◆ **What you should do**
Arrange the rows below as a two-column CSV with the header instruction,response. Give one line per row, put each field in double quotes, and replace any line breaks within a field with spaces.

Spatial annotation rows
<<<<

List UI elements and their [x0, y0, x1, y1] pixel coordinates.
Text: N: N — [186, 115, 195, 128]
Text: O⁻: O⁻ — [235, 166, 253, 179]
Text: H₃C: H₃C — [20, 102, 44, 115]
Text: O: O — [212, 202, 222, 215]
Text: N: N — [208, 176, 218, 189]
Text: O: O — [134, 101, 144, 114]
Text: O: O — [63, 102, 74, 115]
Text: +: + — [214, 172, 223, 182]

>>>>

◆ **Correct result**
instruction,response
"List UI elements and their [x0, y0, x1, y1] pixel coordinates.","Text: N: N — [186, 115, 195, 128] Text: O⁻: O⁻ — [235, 166, 253, 179] Text: H₃C: H₃C — [20, 102, 44, 115] Text: O: O — [212, 202, 222, 215] Text: N: N — [208, 176, 218, 189] Text: O: O — [134, 101, 144, 114] Text: O: O — [63, 102, 74, 115] Text: +: + — [214, 172, 223, 182]"